>> START

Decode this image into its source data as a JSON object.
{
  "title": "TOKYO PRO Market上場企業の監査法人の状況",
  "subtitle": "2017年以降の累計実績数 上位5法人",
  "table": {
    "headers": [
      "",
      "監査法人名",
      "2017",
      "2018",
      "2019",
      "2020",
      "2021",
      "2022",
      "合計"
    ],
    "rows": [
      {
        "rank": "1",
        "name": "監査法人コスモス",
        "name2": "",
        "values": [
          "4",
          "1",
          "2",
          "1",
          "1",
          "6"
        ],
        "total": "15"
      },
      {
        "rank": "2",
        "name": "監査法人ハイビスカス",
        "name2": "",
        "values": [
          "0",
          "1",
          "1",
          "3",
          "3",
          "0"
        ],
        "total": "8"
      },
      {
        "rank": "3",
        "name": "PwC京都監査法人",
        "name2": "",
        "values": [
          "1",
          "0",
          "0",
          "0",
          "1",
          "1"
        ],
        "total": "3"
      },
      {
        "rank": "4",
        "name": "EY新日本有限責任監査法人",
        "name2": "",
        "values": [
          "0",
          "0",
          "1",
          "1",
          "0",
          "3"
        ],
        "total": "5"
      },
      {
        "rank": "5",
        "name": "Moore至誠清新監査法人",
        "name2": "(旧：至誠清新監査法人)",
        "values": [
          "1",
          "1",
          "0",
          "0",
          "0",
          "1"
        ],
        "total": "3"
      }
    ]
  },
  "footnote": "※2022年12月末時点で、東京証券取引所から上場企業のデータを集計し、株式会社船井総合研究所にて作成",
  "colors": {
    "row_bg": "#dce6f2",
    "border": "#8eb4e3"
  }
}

>> END

> _EXERCISE DIRECTIONS_
Scan the listing above. Gather each line that contains the word "total".

> _EXERCISE RESULT_
        "total": "15"
        "total": "8"
        "total": "3"
        "total": "5"
        "total": "3"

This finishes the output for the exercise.